> **WRITTEN EXERCISE**
Print every entry, word for word, and skip the images.

> **DATASET CONTENT**

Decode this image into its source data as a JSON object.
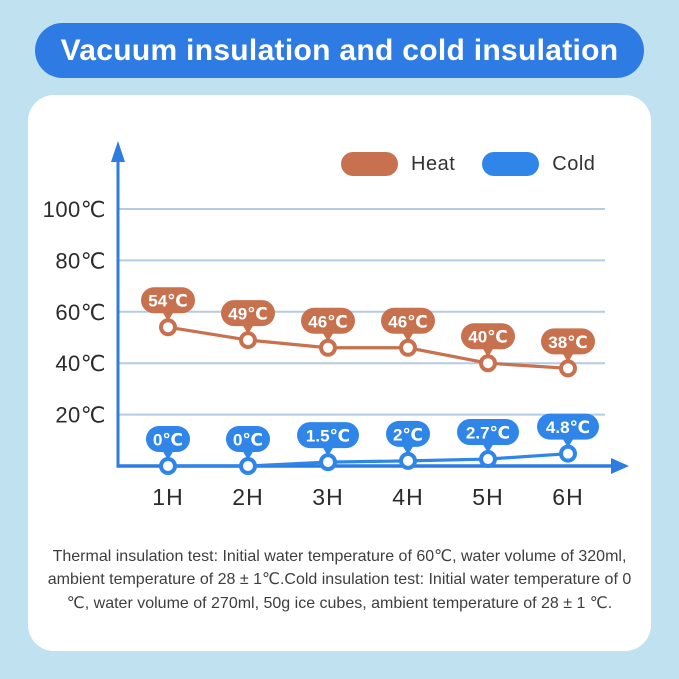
{
  "page": {
    "background": "#BFE1F0",
    "card_background": "#FFFFFF"
  },
  "header": {
    "title": "Vacuum insulation and cold insulation",
    "background": "#2E7BE3",
    "text_color": "#FFFFFF"
  },
  "legend": {
    "items": [
      {
        "label": "Heat",
        "color": "#C8714E"
      },
      {
        "label": "Cold",
        "color": "#2F86E8"
      }
    ]
  },
  "chart_data": {
    "type": "line",
    "categories": [
      "1H",
      "2H",
      "3H",
      "4H",
      "5H",
      "6H"
    ],
    "series": [
      {
        "name": "Heat",
        "color": "#C8714E",
        "values": [
          54,
          49,
          46,
          46,
          40,
          38
        ],
        "point_labels": [
          "54℃",
          "49℃",
          "46℃",
          "46℃",
          "40℃",
          "38℃"
        ]
      },
      {
        "name": "Cold",
        "color": "#2F86E8",
        "values": [
          0,
          0,
          1.5,
          2,
          2.7,
          4.8
        ],
        "point_labels": [
          "0℃",
          "0℃",
          "1.5℃",
          "2℃",
          "2.7℃",
          "4.8℃"
        ]
      }
    ],
    "yticks": [
      {
        "value": 20,
        "label": "20℃"
      },
      {
        "value": 40,
        "label": "40℃"
      },
      {
        "value": 60,
        "label": "60℃"
      },
      {
        "value": 80,
        "label": "80℃"
      },
      {
        "value": 100,
        "label": "100℃"
      }
    ],
    "ylim": [
      0,
      125
    ],
    "grid": true,
    "legend_position": "top",
    "xlabel": "",
    "ylabel": "",
    "axis_color": "#2E7CDF",
    "grid_color": "#B5CBE4",
    "tick_label_color": "#2B2B2B",
    "marker_fill": "#FFFFFF"
  },
  "footer": {
    "text": "Thermal insulation test: Initial water temperature of 60℃, water volume of 320ml, ambient temperature of 28 ± 1℃.Cold insulation test: Initial water temperature of 0 ℃, water volume of 270ml, 50g ice cubes, ambient temperature of 28 ± 1 ℃."
  }
}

> **FINISHED EXERCISE**
Decode this image into its source data as a JSON object.
{
  "page": {
    "background": "#BFE1F0",
    "card_background": "#FFFFFF"
  },
  "header": {
    "title": "Vacuum insulation and cold insulation",
    "background": "#2E7BE3",
    "text_color": "#FFFFFF"
  },
  "legend": {
    "items": [
      {
        "label": "Heat",
        "color": "#C8714E"
      },
      {
        "label": "Cold",
        "color": "#2F86E8"
      }
    ]
  },
  "chart_data": {
    "type": "line",
    "categories": [
      "1H",
      "2H",
      "3H",
      "4H",
      "5H",
      "6H"
    ],
    "series": [
      {
        "name": "Heat",
        "color": "#C8714E",
        "values": [
          54,
          49,
          46,
          46,
          40,
          38
        ],
        "point_labels": [
          "54℃",
          "49℃",
          "46℃",
          "46℃",
          "40℃",
          "38℃"
        ]
      },
      {
        "name": "Cold",
        "color": "#2F86E8",
        "values": [
          0,
          0,
          1.5,
          2,
          2.7,
          4.8
        ],
        "point_labels": [
          "0℃",
          "0℃",
          "1.5℃",
          "2℃",
          "2.7℃",
          "4.8℃"
        ]
      }
    ],
    "yticks": [
      {
        "value": 20,
        "label": "20℃"
      },
      {
        "value": 40,
        "label": "40℃"
      },
      {
        "value": 60,
        "label": "60℃"
      },
      {
        "value": 80,
        "label": "80℃"
      },
      {
        "value": 100,
        "label": "100℃"
      }
    ],
    "ylim": [
      0,
      125
    ],
    "grid": true,
    "legend_position": "top",
    "xlabel": "",
    "ylabel": "",
    "axis_color": "#2E7CDF",
    "grid_color": "#B5CBE4",
    "tick_label_color": "#2B2B2B",
    "marker_fill": "#FFFFFF"
  },
  "footer": {
    "text": "Thermal insulation test: Initial water temperature of 60℃, water volume of 320ml, ambient temperature of 28 ± 1℃.Cold insulation test: Initial water temperature of 0 ℃, water volume of 270ml, 50g ice cubes, ambient temperature of 28 ± 1 ℃."
  }
}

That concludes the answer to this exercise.